* [PROVIDED RECORDS]:
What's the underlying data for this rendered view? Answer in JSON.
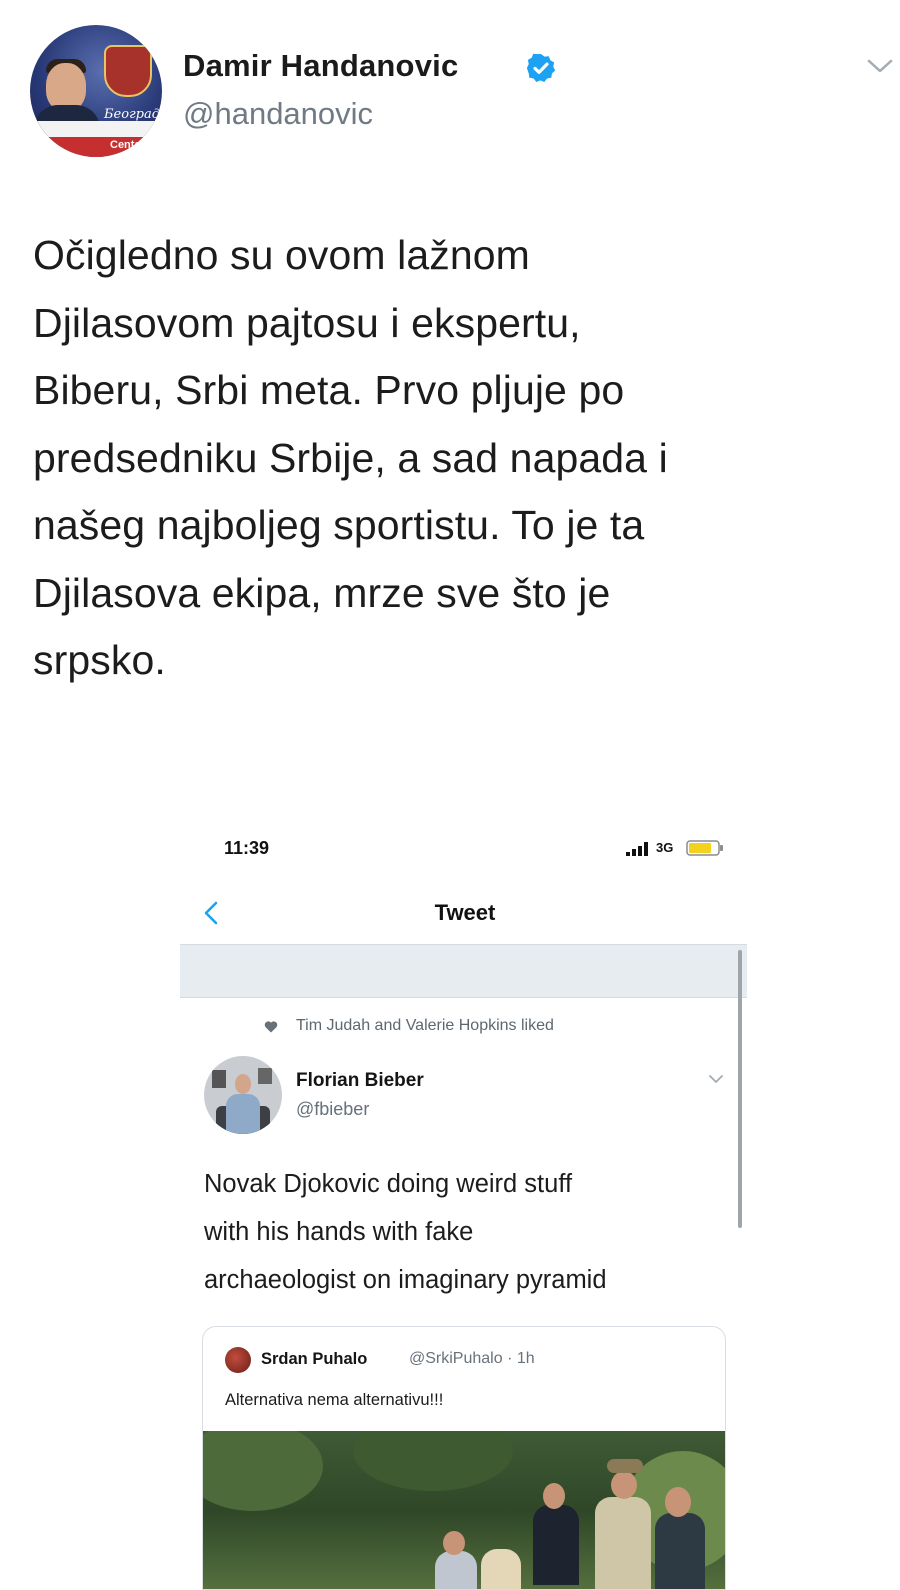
{
  "author": {
    "name": "Damir Handanovic",
    "handle": "@handanovic",
    "avatar_text": "Београд",
    "avatar_logo": "Centar",
    "verified_icon": "verified-badge-icon"
  },
  "tweet": {
    "text": "Očigledno su ovom lažnom\nDjilasovom pajtosu i ekspertu,\nBiberu, Srbi meta. Prvo pljuje po\npredsedniku Srbije, a sad napada i\nnašeg najboljeg sportistu. To je ta\nDjilasova ekipa, mrze sve što je\nsrpsko."
  },
  "embedded_screenshot": {
    "status_time": "11:39",
    "network": "3G",
    "nav_title": "Tweet",
    "liked_by": "Tim Judah and Valerie Hopkins liked",
    "inner_tweet": {
      "name": "Florian Bieber",
      "handle": "@fbieber",
      "text": "Novak Djokovic doing weird stuff\nwith his hands with fake\narchaeologist on imaginary pyramid"
    },
    "quoted_tweet": {
      "name": "Srdan Puhalo",
      "handle_time": "@SrkiPuhalo · 1h",
      "text": "Alternativa nema alternativu!!!"
    }
  },
  "colors": {
    "verified_blue": "#1da1f2",
    "link_blue": "#1da1f2",
    "secondary_text": "#707a84",
    "separator": "#e6ecf0"
  }
}
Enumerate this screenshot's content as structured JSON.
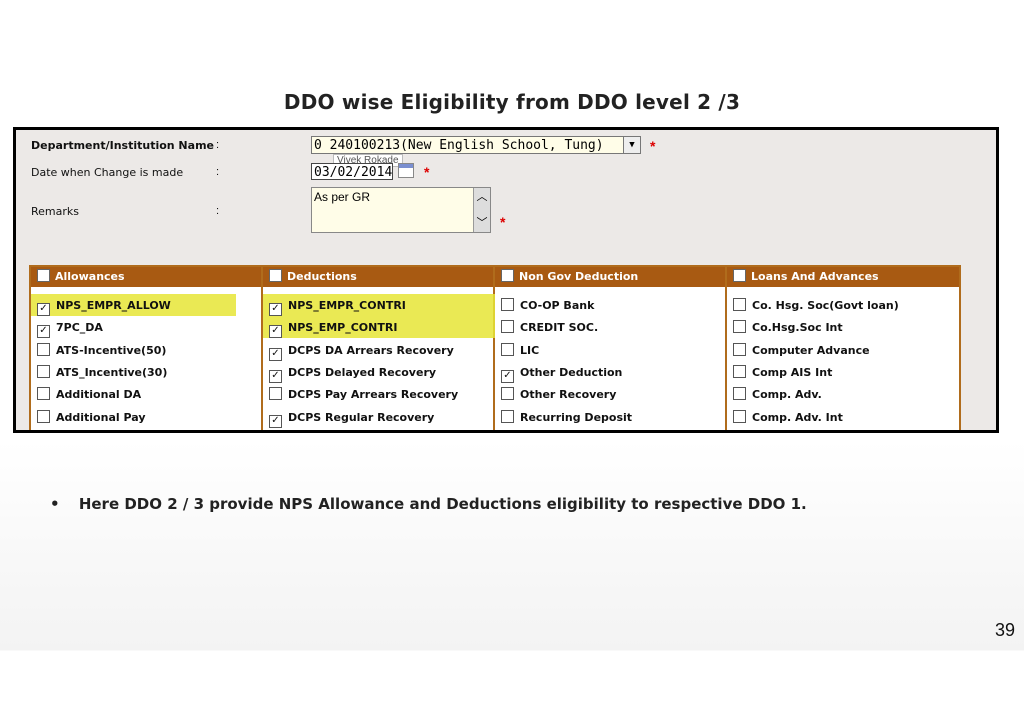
{
  "slide": {
    "title": "DDO wise Eligibility from DDO level 2 /3",
    "bullet_text": "Here DDO 2 / 3 provide NPS Allowance and Deductions eligibility to respective DDO 1.",
    "bullet_mark": "•",
    "page_number": "39"
  },
  "form": {
    "department_label": "Department/Institution Name",
    "department_value": "0 240100213(New English School, Tung)",
    "date_label": "Date when Change is made",
    "date_value": "03/02/2014",
    "remarks_label": "Remarks",
    "remarks_value": "As per GR",
    "colon": ":",
    "required_mark": "*",
    "tooltip": "Vivek Rokade"
  },
  "grid": {
    "headers": [
      "Allowances",
      "Deductions",
      "Non Gov Deduction",
      "Loans And Advances"
    ],
    "columns": [
      [
        {
          "label": "NPS_EMPR_ALLOW",
          "checked": true,
          "highlight": true
        },
        {
          "label": "7PC_DA",
          "checked": true,
          "highlight": false
        },
        {
          "label": "ATS-Incentive(50)",
          "checked": false,
          "highlight": false
        },
        {
          "label": "ATS_Incentive(30)",
          "checked": false,
          "highlight": false
        },
        {
          "label": "Additional DA",
          "checked": false,
          "highlight": false
        },
        {
          "label": "Additional Pay",
          "checked": false,
          "highlight": false
        }
      ],
      [
        {
          "label": "NPS_EMPR_CONTRI",
          "checked": true,
          "highlight": true
        },
        {
          "label": "NPS_EMP_CONTRI",
          "checked": true,
          "highlight": true
        },
        {
          "label": "DCPS DA Arrears Recovery",
          "checked": true,
          "highlight": false
        },
        {
          "label": "DCPS Delayed Recovery",
          "checked": true,
          "highlight": false
        },
        {
          "label": "DCPS Pay Arrears Recovery",
          "checked": false,
          "highlight": false
        },
        {
          "label": "DCPS Regular Recovery",
          "checked": true,
          "highlight": false
        }
      ],
      [
        {
          "label": "CO-OP Bank",
          "checked": false,
          "highlight": false
        },
        {
          "label": "CREDIT SOC.",
          "checked": false,
          "highlight": false
        },
        {
          "label": "LIC",
          "checked": false,
          "highlight": false
        },
        {
          "label": "Other Deduction",
          "checked": true,
          "highlight": false
        },
        {
          "label": "Other Recovery",
          "checked": false,
          "highlight": false
        },
        {
          "label": "Recurring Deposit",
          "checked": false,
          "highlight": false
        }
      ],
      [
        {
          "label": "Co. Hsg. Soc(Govt loan)",
          "checked": false,
          "highlight": false
        },
        {
          "label": "Co.Hsg.Soc Int",
          "checked": false,
          "highlight": false
        },
        {
          "label": "Computer Advance",
          "checked": false,
          "highlight": false
        },
        {
          "label": "Comp AIS Int",
          "checked": false,
          "highlight": false
        },
        {
          "label": "Comp. Adv.",
          "checked": false,
          "highlight": false
        },
        {
          "label": "Comp. Adv. Int",
          "checked": false,
          "highlight": false
        }
      ]
    ],
    "check_glyph": "✓",
    "highlight_color": "#e6e536",
    "header_color": "#a85a12"
  }
}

* [STATED PROBLEM]: Retype the records exactly. Any image in them should not appear in what you write.

* [EXERCISE RESULT]:
What's the underlying data for this rendered view? Answer in JSON.
{
  "author": {
    "name": "Damir Handanovic",
    "handle": "@handanovic",
    "avatar_text": "Београд",
    "avatar_logo": "Centar",
    "verified_icon": "verified-badge-icon"
  },
  "tweet": {
    "text": "Očigledno su ovom lažnom\nDjilasovom pajtosu i ekspertu,\nBiberu, Srbi meta. Prvo pljuje po\npredsedniku Srbije, a sad napada i\nnašeg najboljeg sportistu. To je ta\nDjilasova ekipa, mrze sve što je\nsrpsko."
  },
  "embedded_screenshot": {
    "status_time": "11:39",
    "network": "3G",
    "nav_title": "Tweet",
    "liked_by": "Tim Judah and Valerie Hopkins liked",
    "inner_tweet": {
      "name": "Florian Bieber",
      "handle": "@fbieber",
      "text": "Novak Djokovic doing weird stuff\nwith his hands with fake\narchaeologist on imaginary pyramid"
    },
    "quoted_tweet": {
      "name": "Srdan Puhalo",
      "handle_time": "@SrkiPuhalo · 1h",
      "text": "Alternativa nema alternativu!!!"
    }
  },
  "colors": {
    "verified_blue": "#1da1f2",
    "link_blue": "#1da1f2",
    "secondary_text": "#707a84",
    "separator": "#e6ecf0"
  }
}
Enumerate this screenshot's content as structured JSON.
{
  "slide": {
    "title": "DDO wise Eligibility from DDO level 2 /3",
    "bullet_text": "Here DDO 2 / 3 provide NPS Allowance and Deductions eligibility to respective DDO 1.",
    "bullet_mark": "•",
    "page_number": "39"
  },
  "form": {
    "department_label": "Department/Institution Name",
    "department_value": "0 240100213(New English School, Tung)",
    "date_label": "Date when Change is made",
    "date_value": "03/02/2014",
    "remarks_label": "Remarks",
    "remarks_value": "As per GR",
    "colon": ":",
    "required_mark": "*",
    "tooltip": "Vivek Rokade"
  },
  "grid": {
    "headers": [
      "Allowances",
      "Deductions",
      "Non Gov Deduction",
      "Loans And Advances"
    ],
    "columns": [
      [
        {
          "label": "NPS_EMPR_ALLOW",
          "checked": true,
          "highlight": true
        },
        {
          "label": "7PC_DA",
          "checked": true,
          "highlight": false
        },
        {
          "label": "ATS-Incentive(50)",
          "checked": false,
          "highlight": false
        },
        {
          "label": "ATS_Incentive(30)",
          "checked": false,
          "highlight": false
        },
        {
          "label": "Additional DA",
          "checked": false,
          "highlight": false
        },
        {
          "label": "Additional Pay",
          "checked": false,
          "highlight": false
        }
      ],
      [
        {
          "label": "NPS_EMPR_CONTRI",
          "checked": true,
          "highlight": true
        },
        {
          "label": "NPS_EMP_CONTRI",
          "checked": true,
          "highlight": true
        },
        {
          "label": "DCPS DA Arrears Recovery",
          "checked": true,
          "highlight": false
        },
        {
          "label": "DCPS Delayed Recovery",
          "checked": true,
          "highlight": false
        },
        {
          "label": "DCPS Pay Arrears Recovery",
          "checked": false,
          "highlight": false
        },
        {
          "label": "DCPS Regular Recovery",
          "checked": true,
          "highlight": false
        }
      ],
      [
        {
          "label": "CO-OP Bank",
          "checked": false,
          "highlight": false
        },
        {
          "label": "CREDIT SOC.",
          "checked": false,
          "highlight": false
        },
        {
          "label": "LIC",
          "checked": false,
          "highlight": false
        },
        {
          "label": "Other Deduction",
          "checked": true,
          "highlight": false
        },
        {
          "label": "Other Recovery",
          "checked": false,
          "highlight": false
        },
        {
          "label": "Recurring Deposit",
          "checked": false,
          "highlight": false
        }
      ],
      [
        {
          "label": "Co. Hsg. Soc(Govt loan)",
          "checked": false,
          "highlight": false
        },
        {
          "label": "Co.Hsg.Soc Int",
          "checked": false,
          "highlight": false
        },
        {
          "label": "Computer Advance",
          "checked": false,
          "highlight": false
        },
        {
          "label": "Comp AIS Int",
          "checked": false,
          "highlight": false
        },
        {
          "label": "Comp. Adv.",
          "checked": false,
          "highlight": false
        },
        {
          "label": "Comp. Adv. Int",
          "checked": false,
          "highlight": false
        }
      ]
    ],
    "check_glyph": "✓",
    "highlight_color": "#e6e536",
    "header_color": "#a85a12"
  }
}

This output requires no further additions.